__What is expected__. Repeat the listing word for word. No pictures belong in the copy.

++++ Data shown ++++

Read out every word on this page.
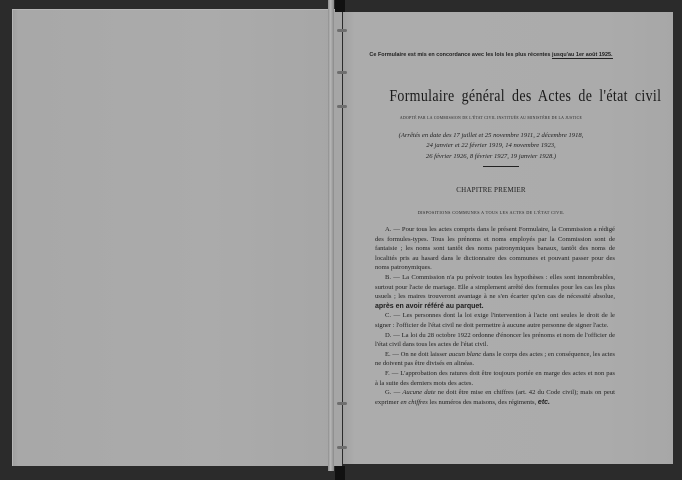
Ce Formulaire est mis en concordance avec les lois les plus récentes jusqu'au 1er août 1925.
Formulaire général des Actes de l'état civil
ADOPTÉ PAR LA COMMISSION DE L'ÉTAT CIVIL INSTITUÉE AU MINISTÈRE DE LA JUSTICE
(Arrêtés en date des 17 juillet et 25 novembre 1911, 2 décembre 1918,
24 janvier et 22 février 1919, 14 novembre 1923,
26 février 1926, 8 février 1927, 19 janvier 1928.)
CHAPITRE PREMIER
DISPOSITIONS COMMUNES A TOUS LES ACTES DE L'ÉTAT CIVIL

A. — Pour tous les actes compris dans le présent Formulaire, la Commission a rédigé des formules-types. Tous les prénoms et noms employés par la Commission sont de fantaisie ; les noms sont tantôt des noms patronymiques banaux, tantôt des noms de localités pris au hasard dans le dictionnaire des communes et pouvant passer pour des noms patronymiques.

B. — La Commission n'a pu prévoir toutes les hypothèses : elles sont innombrables, surtout pour l'acte de mariage. Elle a simplement arrêté des formules pour les cas les plus usuels ; les maires trouveront avantage à ne s'en écarter qu'en cas de nécessité absolue, après en avoir référé au parquet.

C. — Les personnes dont la loi exige l'intervention à l'acte ont seules le droit de le signer : l'officier de l'état civil ne doit permettre à aucune autre personne de signer l'acte.

D. — La loi du 28 octobre 1922 ordonne d'énoncer les prénoms et nom de l'officier de l'état civil dans tous les actes de l'état civil.

E. — On ne doit laisser aucun blanc dans le corps des actes ; en conséquence, les actes ne doivent pas être divisés en alinéas.

F. — L'approbation des ratures doit être toujours portée en marge des actes et non pas à la suite des derniers mots des actes.

G. — Aucune date ne doit être mise en chiffres (art. 42 du Code civil); mais on peut exprimer en chiffres les numéros des maisons, des régiments, etc.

++++

__The output__.
Read out every word on this page.
Ce Formulaire est mis en concordance avec les lois les plus récentes jusqu'au 1er août 1925.
Formulaire général des Actes de l'état civil
ADOPTÉ PAR LA COMMISSION DE L'ÉTAT CIVIL INSTITUÉE AU MINISTÈRE DE LA JUSTICE
(Arrêtés en date des 17 juillet et 25 novembre 1911, 2 décembre 1918,
24 janvier et 22 février 1919, 14 novembre 1923,
26 février 1926, 8 février 1927, 19 janvier 1928.)
CHAPITRE PREMIER
DISPOSITIONS COMMUNES A TOUS LES ACTES DE L'ÉTAT CIVIL

A. — Pour tous les actes compris dans le présent Formulaire, la Commission a rédigé des formules-types. Tous les prénoms et noms employés par la Commission sont de fantaisie ; les noms sont tantôt des noms patronymiques banaux, tantôt des noms de localités pris au hasard dans le dictionnaire des communes et pouvant passer pour des noms patronymiques.

B. — La Commission n'a pu prévoir toutes les hypothèses : elles sont innombrables, surtout pour l'acte de mariage. Elle a simplement arrêté des formules pour les cas les plus usuels ; les maires trouveront avantage à ne s'en écarter qu'en cas de nécessité absolue, après en avoir référé au parquet.

C. — Les personnes dont la loi exige l'intervention à l'acte ont seules le droit de le signer : l'officier de l'état civil ne doit permettre à aucune autre personne de signer l'acte.

D. — La loi du 28 octobre 1922 ordonne d'énoncer les prénoms et nom de l'officier de l'état civil dans tous les actes de l'état civil.

E. — On ne doit laisser aucun blanc dans le corps des actes ; en conséquence, les actes ne doivent pas être divisés en alinéas.

F. — L'approbation des ratures doit être toujours portée en marge des actes et non pas à la suite des derniers mots des actes.

G. — Aucune date ne doit être mise en chiffres (art. 42 du Code civil); mais on peut exprimer en chiffres les numéros des maisons, des régiments, etc.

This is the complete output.